──────── Exercise material ────────
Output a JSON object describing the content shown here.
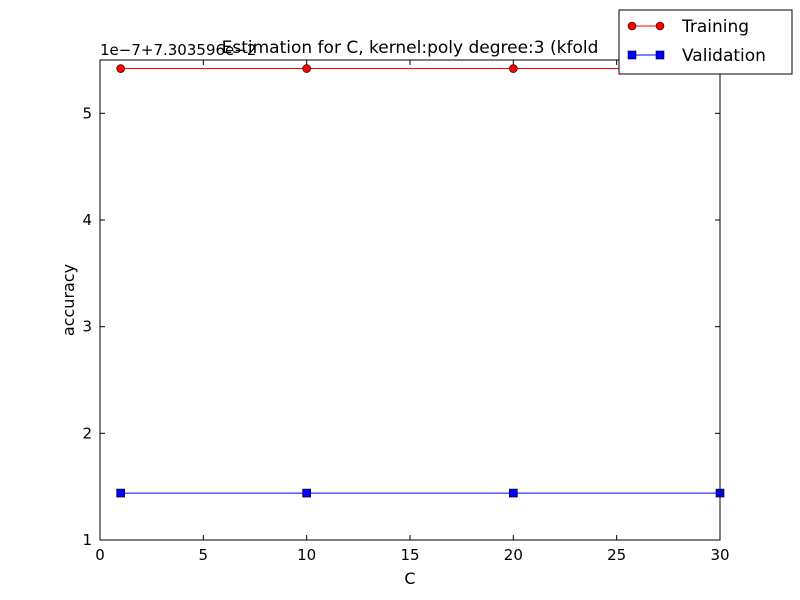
{
  "chart_data": {
    "type": "line",
    "title": "Estimation for C, kernel:poly degree:3 (kfold",
    "offset_label": "1e−7+7.303596e−2",
    "xlabel": "C",
    "ylabel": "accuracy",
    "xlim": [
      0,
      30
    ],
    "ylim": [
      1,
      5.5
    ],
    "xticks": [
      0,
      5,
      10,
      15,
      20,
      25,
      30
    ],
    "yticks": [
      1,
      2,
      3,
      4,
      5
    ],
    "grid": false,
    "legend_position": "top-right",
    "x": [
      1,
      10,
      20,
      30
    ],
    "series": [
      {
        "name": "Training",
        "values": [
          5.42,
          5.42,
          5.42,
          5.42
        ],
        "color": "#ff0000",
        "marker": "circle"
      },
      {
        "name": "Validation",
        "values": [
          1.44,
          1.44,
          1.44,
          1.44
        ],
        "color": "#0000ff",
        "marker": "square"
      }
    ]
  }
}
────────
Transcribe every record above exactly, leaving out the pictures.

Exercise result:
Output a JSON object describing the content shown here.
{
  "chart_data": {
    "type": "line",
    "title": "Estimation for C, kernel:poly degree:3 (kfold",
    "offset_label": "1e−7+7.303596e−2",
    "xlabel": "C",
    "ylabel": "accuracy",
    "xlim": [
      0,
      30
    ],
    "ylim": [
      1,
      5.5
    ],
    "xticks": [
      0,
      5,
      10,
      15,
      20,
      25,
      30
    ],
    "yticks": [
      1,
      2,
      3,
      4,
      5
    ],
    "grid": false,
    "legend_position": "top-right",
    "x": [
      1,
      10,
      20,
      30
    ],
    "series": [
      {
        "name": "Training",
        "values": [
          5.42,
          5.42,
          5.42,
          5.42
        ],
        "color": "#ff0000",
        "marker": "circle"
      },
      {
        "name": "Validation",
        "values": [
          1.44,
          1.44,
          1.44,
          1.44
        ],
        "color": "#0000ff",
        "marker": "square"
      }
    ]
  }
}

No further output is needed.